Problem requirements:
Copy out the items word for word, from the very first line through the line holding "597, 761, 654)", with both ends included.

____ Material provided

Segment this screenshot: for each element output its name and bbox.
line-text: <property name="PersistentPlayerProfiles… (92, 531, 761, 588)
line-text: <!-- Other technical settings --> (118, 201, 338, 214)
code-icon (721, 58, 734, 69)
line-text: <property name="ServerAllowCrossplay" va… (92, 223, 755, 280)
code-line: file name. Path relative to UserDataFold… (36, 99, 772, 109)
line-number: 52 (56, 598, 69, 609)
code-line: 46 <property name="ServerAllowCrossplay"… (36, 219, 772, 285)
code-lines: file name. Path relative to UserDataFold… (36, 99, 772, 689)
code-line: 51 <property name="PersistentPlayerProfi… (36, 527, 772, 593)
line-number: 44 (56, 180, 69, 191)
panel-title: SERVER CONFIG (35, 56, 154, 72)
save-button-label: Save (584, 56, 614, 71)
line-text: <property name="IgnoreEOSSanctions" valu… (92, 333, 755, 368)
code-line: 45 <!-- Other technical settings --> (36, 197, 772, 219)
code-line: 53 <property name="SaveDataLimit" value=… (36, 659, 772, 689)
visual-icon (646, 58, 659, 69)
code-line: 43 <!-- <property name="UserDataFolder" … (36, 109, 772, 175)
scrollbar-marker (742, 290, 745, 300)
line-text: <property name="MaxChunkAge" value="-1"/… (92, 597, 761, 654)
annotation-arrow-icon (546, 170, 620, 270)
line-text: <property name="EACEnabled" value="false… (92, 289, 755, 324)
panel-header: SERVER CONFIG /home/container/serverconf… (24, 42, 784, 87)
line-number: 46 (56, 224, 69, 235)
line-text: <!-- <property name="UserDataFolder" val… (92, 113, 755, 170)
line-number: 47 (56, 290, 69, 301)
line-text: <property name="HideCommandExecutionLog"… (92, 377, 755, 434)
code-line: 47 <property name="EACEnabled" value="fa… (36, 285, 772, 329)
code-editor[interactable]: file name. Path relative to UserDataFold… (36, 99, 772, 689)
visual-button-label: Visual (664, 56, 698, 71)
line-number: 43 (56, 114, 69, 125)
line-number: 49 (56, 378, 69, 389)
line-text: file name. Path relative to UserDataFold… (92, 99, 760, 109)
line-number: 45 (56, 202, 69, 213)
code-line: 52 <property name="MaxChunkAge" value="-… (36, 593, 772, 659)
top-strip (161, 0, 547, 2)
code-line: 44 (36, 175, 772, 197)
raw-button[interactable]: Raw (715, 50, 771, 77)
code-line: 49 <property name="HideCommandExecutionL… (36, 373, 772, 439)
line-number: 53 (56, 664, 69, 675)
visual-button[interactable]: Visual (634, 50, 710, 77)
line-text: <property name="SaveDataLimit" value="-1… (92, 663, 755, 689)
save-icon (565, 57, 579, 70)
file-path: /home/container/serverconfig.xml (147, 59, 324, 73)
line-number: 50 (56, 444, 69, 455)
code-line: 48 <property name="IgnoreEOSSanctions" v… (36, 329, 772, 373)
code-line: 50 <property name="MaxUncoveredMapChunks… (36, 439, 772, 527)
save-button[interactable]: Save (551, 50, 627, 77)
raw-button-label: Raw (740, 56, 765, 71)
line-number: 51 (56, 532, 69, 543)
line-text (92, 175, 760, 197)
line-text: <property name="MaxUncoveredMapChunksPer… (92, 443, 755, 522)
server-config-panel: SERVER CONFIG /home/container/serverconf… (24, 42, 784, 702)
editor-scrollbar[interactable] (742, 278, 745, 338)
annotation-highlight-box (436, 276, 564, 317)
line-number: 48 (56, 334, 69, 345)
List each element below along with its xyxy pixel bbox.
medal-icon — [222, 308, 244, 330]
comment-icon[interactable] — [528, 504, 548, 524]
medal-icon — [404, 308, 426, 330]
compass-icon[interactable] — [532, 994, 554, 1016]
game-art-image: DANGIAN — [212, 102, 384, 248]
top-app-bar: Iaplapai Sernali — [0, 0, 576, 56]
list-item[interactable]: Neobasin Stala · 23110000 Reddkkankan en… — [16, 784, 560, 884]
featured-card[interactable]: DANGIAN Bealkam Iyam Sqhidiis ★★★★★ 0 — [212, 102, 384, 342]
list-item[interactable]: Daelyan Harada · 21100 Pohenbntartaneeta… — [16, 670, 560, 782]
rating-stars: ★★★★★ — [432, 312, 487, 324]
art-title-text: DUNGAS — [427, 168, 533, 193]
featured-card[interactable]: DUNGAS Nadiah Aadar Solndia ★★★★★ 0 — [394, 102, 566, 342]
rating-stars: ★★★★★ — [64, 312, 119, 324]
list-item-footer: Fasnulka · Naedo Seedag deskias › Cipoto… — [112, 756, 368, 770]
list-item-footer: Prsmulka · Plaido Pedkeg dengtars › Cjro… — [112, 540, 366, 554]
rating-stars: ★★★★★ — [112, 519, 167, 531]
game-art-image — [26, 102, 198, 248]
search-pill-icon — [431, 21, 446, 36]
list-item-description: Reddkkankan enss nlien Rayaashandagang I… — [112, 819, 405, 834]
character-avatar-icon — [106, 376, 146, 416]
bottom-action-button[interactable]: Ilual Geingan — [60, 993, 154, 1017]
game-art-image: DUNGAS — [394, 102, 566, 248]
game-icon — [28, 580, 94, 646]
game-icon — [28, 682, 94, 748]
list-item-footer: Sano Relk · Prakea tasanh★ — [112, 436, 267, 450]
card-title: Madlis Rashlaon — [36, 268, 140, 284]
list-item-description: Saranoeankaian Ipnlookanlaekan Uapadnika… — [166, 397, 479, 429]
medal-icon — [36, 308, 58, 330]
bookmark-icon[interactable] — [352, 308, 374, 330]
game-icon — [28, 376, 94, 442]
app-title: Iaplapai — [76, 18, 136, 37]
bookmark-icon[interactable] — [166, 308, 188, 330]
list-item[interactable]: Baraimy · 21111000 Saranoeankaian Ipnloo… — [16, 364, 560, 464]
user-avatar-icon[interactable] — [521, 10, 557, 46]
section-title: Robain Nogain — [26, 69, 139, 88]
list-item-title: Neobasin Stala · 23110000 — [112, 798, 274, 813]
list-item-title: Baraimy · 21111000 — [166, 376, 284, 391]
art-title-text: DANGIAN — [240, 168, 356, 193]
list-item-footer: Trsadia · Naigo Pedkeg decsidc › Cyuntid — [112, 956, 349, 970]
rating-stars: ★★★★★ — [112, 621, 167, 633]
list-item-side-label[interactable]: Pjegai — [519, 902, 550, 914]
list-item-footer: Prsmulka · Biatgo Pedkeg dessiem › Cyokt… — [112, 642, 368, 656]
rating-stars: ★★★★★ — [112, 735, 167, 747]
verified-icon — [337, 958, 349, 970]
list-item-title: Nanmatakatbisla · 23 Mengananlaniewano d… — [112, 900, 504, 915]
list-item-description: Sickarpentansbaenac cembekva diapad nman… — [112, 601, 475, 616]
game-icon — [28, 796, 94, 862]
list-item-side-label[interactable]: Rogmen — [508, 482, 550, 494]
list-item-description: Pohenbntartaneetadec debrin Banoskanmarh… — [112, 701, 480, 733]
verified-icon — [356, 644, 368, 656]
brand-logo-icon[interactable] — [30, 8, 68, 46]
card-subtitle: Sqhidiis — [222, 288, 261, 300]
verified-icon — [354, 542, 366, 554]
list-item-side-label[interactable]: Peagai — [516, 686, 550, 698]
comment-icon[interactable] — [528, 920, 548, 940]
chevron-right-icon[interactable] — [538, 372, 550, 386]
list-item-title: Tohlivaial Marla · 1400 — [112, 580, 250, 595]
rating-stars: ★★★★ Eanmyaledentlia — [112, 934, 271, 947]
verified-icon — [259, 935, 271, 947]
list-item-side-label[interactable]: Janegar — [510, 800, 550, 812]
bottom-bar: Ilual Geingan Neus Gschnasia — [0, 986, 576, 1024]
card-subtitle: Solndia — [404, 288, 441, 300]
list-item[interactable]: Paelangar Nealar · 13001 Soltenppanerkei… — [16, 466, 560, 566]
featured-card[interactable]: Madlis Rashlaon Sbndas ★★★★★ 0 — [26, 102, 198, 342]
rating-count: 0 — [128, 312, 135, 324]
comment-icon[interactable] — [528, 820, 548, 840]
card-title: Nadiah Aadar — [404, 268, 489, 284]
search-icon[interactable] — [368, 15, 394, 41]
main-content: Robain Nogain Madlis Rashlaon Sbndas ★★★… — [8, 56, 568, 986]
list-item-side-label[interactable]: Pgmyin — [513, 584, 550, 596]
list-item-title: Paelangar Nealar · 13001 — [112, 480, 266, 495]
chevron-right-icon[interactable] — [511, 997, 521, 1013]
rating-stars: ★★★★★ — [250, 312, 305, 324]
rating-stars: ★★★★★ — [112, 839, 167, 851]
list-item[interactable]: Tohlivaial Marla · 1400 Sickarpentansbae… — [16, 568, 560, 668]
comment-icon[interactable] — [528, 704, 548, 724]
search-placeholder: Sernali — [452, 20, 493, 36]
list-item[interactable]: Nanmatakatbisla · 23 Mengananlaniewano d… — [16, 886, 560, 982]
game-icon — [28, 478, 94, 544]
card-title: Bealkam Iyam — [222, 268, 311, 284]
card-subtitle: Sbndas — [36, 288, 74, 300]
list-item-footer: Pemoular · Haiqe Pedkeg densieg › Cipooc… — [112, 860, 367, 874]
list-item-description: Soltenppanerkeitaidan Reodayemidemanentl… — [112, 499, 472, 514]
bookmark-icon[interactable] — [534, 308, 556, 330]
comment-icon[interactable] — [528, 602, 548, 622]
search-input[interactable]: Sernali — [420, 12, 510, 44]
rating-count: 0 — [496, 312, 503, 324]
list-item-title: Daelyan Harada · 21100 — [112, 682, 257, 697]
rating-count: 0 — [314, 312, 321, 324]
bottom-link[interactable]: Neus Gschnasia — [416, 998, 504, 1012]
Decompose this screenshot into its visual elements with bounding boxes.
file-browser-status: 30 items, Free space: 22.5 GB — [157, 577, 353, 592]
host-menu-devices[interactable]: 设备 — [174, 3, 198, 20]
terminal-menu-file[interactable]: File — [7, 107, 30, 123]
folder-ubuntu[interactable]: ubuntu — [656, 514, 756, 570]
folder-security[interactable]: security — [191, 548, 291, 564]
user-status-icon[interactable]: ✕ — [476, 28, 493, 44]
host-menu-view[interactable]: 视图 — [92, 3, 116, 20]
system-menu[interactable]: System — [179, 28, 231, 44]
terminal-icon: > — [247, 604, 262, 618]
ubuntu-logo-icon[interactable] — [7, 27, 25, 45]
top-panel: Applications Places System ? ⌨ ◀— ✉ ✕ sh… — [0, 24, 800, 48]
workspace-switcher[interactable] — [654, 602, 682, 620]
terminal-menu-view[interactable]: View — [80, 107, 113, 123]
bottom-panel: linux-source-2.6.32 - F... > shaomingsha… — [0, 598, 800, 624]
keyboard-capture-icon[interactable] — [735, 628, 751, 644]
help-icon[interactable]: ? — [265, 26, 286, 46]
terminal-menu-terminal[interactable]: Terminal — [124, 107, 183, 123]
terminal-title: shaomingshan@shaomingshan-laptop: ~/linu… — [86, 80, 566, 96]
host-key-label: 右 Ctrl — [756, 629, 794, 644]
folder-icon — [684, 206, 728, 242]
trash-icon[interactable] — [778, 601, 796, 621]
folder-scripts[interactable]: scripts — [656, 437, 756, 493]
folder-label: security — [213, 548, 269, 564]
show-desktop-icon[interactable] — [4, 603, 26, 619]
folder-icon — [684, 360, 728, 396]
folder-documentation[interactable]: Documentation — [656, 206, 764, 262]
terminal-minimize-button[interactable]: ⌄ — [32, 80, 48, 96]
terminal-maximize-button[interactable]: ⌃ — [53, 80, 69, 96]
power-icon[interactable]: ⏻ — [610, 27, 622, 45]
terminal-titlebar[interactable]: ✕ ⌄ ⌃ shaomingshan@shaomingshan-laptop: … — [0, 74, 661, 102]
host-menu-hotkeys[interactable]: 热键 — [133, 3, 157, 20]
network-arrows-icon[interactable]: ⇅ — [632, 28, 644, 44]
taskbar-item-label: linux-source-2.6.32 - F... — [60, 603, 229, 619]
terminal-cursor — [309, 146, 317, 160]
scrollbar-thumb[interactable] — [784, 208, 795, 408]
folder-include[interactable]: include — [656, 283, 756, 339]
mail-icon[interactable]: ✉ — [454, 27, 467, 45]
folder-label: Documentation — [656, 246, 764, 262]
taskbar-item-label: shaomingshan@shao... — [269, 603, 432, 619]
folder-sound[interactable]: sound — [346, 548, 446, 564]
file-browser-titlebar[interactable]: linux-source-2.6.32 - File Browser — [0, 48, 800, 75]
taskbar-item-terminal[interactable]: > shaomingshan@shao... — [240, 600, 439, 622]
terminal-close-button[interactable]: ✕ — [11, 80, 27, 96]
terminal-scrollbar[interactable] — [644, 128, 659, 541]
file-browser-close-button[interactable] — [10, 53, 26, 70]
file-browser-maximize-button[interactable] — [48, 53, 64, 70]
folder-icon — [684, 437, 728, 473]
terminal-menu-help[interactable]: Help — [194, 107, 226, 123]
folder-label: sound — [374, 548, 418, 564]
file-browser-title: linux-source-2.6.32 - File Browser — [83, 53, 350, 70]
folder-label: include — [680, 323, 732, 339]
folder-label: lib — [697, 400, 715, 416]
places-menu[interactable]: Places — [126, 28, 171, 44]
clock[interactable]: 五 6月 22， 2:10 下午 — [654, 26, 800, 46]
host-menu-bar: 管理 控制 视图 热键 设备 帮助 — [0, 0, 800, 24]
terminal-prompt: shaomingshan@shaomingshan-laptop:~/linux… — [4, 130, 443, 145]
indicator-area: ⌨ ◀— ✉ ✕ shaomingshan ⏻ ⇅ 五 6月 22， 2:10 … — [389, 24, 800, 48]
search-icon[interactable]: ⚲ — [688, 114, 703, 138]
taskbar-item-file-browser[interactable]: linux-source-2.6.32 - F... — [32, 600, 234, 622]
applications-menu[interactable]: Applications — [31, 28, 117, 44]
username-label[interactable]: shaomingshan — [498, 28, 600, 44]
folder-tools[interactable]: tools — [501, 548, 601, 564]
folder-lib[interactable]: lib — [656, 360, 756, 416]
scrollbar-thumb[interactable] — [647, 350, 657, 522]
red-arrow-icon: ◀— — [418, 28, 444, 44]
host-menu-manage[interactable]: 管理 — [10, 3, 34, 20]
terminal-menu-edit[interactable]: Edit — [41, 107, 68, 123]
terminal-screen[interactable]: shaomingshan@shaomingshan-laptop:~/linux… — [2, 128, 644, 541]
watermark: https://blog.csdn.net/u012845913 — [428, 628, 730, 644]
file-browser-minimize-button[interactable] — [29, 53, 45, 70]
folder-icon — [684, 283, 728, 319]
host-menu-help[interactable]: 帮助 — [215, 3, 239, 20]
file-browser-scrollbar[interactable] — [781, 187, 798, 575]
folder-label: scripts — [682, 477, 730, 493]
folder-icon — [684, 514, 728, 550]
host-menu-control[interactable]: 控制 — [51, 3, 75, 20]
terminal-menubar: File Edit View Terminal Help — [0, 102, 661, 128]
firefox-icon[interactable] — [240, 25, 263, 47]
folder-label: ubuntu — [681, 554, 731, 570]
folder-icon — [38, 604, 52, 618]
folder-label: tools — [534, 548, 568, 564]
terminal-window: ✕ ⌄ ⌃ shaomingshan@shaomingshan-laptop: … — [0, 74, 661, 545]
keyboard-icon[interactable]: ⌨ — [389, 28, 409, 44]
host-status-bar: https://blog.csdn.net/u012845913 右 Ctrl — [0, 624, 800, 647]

________

Result of the exercise:
Segment this screenshot: for each element output its name and bbox.
line-text: <property name="PersistentPlayerProfiles… (92, 531, 761, 588)
line-text: <!-- Other technical settings --> (118, 201, 338, 214)
code-icon (721, 58, 734, 69)
line-text: <property name="ServerAllowCrossplay" va… (92, 223, 755, 280)
code-line: file name. Path relative to UserDataFold… (36, 99, 772, 109)
line-number: 52 (56, 598, 69, 609)
code-line: 46 <property name="ServerAllowCrossplay"… (36, 219, 772, 285)
code-lines: file name. Path relative to UserDataFold… (36, 99, 772, 689)
code-line: 51 <property name="PersistentPlayerProfi… (36, 527, 772, 593)
line-number: 44 (56, 180, 69, 191)
panel-title: SERVER CONFIG (35, 56, 154, 72)
save-button-label: Save (584, 56, 614, 71)
line-text: <property name="IgnoreEOSSanctions" valu… (92, 333, 755, 368)
code-line: 45 <!-- Other technical settings --> (36, 197, 772, 219)
code-line: 53 <property name="SaveDataLimit" value=… (36, 659, 772, 689)
visual-icon (646, 58, 659, 69)
code-line: 43 <!-- <property name="UserDataFolder" … (36, 109, 772, 175)
scrollbar-marker (742, 290, 745, 300)
line-text: <property name="MaxChunkAge" value="-1"/… (92, 597, 761, 654)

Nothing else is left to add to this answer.